**** Task material ****

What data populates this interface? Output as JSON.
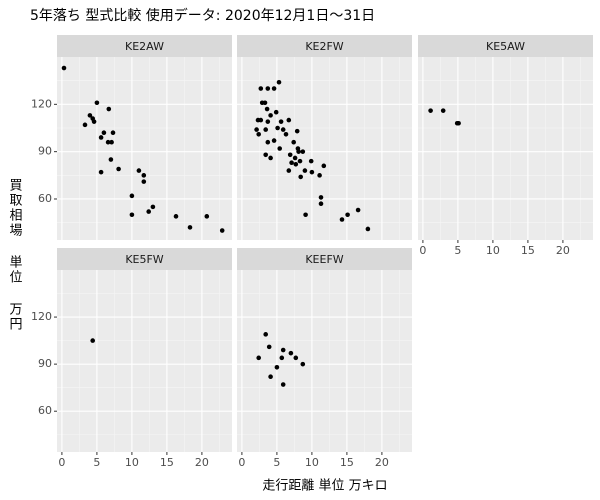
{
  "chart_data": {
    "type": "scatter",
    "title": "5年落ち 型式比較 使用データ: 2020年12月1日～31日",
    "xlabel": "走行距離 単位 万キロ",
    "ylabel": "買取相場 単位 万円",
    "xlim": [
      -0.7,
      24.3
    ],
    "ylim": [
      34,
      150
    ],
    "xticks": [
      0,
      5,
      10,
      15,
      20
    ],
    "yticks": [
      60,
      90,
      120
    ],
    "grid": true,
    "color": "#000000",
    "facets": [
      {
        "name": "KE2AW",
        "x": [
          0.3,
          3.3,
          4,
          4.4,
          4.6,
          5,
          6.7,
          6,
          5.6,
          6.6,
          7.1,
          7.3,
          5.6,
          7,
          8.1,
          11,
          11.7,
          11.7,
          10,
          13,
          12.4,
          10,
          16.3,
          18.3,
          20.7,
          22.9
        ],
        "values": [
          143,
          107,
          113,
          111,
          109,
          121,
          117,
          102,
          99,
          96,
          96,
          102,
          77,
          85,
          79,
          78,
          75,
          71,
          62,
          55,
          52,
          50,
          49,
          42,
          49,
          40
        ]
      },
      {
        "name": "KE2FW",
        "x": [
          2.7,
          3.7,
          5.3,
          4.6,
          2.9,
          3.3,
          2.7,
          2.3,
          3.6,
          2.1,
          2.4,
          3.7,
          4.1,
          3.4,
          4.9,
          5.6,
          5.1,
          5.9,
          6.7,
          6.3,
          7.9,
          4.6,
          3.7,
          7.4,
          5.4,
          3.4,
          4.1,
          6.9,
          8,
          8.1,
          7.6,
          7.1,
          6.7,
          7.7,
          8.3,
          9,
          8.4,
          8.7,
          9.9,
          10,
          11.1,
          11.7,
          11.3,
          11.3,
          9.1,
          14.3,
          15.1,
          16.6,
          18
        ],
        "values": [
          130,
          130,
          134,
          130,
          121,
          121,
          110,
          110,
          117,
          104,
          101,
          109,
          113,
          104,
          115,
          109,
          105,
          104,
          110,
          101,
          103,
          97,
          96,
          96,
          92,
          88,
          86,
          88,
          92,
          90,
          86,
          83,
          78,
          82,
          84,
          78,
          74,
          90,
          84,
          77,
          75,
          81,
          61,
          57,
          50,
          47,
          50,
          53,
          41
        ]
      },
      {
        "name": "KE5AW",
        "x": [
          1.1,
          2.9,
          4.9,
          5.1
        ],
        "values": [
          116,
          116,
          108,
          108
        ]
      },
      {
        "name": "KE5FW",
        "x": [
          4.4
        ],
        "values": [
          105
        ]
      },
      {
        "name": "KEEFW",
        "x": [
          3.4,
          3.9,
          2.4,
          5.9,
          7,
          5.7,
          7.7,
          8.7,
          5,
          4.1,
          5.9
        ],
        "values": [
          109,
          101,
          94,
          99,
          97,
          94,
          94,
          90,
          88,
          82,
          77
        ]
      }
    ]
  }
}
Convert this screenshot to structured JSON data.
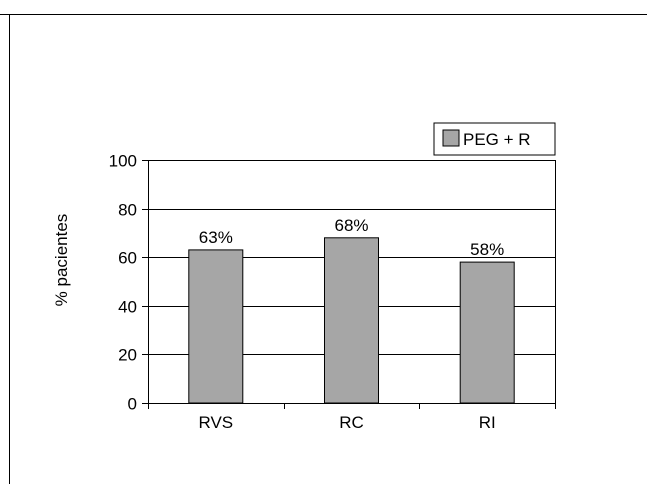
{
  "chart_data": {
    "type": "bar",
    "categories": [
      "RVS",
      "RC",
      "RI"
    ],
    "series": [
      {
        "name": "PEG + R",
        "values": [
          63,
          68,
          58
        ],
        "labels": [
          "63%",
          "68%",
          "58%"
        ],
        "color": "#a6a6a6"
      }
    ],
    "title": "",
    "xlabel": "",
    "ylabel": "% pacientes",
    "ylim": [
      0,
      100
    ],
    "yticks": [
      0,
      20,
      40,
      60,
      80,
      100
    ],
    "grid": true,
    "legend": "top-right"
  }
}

****

- **Directions**
Answer with one number: how many lines of the entries above include the word "title".

- **Result of the exercise**
2